▶ **REQUEST**: For the listing below, give the count of lines containing "Gray", and no other text.

▶ **MATERIAL SUPPLIED**:
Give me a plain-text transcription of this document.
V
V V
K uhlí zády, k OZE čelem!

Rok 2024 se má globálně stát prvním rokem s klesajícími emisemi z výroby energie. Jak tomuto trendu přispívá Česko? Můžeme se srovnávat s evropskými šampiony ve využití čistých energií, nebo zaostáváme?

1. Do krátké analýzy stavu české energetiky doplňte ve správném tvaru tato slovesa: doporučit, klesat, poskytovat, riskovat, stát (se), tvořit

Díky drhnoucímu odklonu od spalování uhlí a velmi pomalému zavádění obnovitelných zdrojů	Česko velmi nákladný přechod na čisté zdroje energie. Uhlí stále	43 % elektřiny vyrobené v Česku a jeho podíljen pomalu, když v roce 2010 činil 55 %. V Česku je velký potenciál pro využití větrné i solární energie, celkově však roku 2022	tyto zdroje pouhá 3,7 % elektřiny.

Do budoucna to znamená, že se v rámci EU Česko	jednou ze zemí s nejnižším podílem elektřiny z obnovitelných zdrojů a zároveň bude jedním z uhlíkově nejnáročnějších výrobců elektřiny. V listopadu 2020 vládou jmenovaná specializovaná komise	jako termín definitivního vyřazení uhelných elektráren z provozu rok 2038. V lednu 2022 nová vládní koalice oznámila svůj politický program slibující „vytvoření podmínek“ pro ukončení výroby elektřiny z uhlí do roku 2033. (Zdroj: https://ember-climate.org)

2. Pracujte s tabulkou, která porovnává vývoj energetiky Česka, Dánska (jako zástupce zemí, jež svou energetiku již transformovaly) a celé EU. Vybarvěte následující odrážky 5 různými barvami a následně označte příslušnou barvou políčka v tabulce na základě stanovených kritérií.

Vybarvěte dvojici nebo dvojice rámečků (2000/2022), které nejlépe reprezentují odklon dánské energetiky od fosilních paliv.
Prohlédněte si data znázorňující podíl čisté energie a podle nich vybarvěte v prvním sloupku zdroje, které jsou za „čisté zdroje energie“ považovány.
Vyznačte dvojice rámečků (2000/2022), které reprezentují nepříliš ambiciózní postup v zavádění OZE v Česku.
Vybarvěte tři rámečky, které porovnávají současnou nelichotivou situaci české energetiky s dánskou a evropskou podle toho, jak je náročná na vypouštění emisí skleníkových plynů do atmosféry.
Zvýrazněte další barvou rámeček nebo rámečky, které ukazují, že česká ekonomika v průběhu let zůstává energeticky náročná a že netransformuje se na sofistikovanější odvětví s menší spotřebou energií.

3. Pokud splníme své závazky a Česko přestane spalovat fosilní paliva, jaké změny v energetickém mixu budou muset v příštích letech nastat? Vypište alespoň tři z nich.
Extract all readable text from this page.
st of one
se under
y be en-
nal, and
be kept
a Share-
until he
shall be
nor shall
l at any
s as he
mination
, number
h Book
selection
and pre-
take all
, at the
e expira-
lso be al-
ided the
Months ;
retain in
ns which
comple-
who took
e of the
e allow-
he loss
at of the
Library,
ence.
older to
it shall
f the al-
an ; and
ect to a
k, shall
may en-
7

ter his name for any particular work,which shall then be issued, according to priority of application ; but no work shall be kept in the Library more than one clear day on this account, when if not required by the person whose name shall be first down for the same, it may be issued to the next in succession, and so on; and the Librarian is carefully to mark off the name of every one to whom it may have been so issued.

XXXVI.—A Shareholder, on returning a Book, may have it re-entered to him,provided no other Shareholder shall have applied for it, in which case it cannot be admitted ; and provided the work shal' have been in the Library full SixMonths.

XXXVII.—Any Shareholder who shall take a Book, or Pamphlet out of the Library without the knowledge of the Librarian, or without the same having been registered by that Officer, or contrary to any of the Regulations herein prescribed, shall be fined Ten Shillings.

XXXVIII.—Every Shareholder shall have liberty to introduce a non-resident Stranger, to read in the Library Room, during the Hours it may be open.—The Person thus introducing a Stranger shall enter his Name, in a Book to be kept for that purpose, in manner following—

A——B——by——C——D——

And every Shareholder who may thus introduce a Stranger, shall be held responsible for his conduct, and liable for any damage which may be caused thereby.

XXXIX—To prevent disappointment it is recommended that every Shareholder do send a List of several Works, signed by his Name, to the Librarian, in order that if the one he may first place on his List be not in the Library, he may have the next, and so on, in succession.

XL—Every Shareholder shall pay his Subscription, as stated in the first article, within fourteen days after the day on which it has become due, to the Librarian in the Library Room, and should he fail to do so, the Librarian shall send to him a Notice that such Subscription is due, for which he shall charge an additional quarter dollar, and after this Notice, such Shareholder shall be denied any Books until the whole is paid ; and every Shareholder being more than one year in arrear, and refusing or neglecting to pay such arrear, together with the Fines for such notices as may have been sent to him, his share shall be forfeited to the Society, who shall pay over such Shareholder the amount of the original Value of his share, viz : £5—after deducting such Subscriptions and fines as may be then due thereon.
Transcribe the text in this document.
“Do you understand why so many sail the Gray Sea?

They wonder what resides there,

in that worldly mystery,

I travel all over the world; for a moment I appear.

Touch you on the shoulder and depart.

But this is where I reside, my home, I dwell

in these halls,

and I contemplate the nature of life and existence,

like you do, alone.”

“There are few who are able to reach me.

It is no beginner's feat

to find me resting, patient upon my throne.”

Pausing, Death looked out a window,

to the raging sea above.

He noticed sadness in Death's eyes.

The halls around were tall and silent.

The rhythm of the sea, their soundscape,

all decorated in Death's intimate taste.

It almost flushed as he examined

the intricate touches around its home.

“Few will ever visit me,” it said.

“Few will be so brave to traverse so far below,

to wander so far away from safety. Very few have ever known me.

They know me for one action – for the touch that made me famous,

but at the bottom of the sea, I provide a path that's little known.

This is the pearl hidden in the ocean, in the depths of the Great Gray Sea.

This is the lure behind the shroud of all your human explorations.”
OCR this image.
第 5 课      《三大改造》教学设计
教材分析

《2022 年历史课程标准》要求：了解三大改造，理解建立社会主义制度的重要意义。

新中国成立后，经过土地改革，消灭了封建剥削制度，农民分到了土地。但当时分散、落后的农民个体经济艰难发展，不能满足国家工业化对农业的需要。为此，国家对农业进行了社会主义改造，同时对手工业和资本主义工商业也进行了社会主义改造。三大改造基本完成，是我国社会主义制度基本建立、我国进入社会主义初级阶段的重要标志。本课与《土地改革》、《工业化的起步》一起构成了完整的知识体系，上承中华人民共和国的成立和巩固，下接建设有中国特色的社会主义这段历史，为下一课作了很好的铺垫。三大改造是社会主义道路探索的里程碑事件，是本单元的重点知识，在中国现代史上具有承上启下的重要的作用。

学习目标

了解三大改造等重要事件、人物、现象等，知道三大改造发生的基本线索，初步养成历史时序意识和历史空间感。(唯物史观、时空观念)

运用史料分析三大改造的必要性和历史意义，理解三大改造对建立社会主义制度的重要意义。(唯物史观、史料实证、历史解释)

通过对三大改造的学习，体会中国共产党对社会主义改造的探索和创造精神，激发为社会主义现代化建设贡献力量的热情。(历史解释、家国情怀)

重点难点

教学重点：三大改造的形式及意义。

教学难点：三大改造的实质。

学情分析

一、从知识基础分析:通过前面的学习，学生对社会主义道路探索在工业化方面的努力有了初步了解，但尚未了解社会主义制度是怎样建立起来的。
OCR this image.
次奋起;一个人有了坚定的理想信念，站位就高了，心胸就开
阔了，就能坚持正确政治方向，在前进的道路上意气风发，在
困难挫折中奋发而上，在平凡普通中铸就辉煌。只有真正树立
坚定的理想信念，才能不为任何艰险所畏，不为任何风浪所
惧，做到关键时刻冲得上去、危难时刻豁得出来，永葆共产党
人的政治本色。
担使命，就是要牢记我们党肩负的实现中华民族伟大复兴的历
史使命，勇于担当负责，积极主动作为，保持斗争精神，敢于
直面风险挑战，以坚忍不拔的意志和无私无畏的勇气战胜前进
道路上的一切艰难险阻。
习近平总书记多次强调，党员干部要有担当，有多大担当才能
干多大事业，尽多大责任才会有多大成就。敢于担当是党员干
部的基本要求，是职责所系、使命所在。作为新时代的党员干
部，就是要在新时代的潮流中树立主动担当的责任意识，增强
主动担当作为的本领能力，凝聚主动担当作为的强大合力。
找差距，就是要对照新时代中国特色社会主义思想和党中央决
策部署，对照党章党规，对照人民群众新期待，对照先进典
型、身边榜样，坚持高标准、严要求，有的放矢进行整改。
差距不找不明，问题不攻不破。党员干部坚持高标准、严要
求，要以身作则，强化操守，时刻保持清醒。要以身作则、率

▶ **WRITTEN RESPONSE**: 2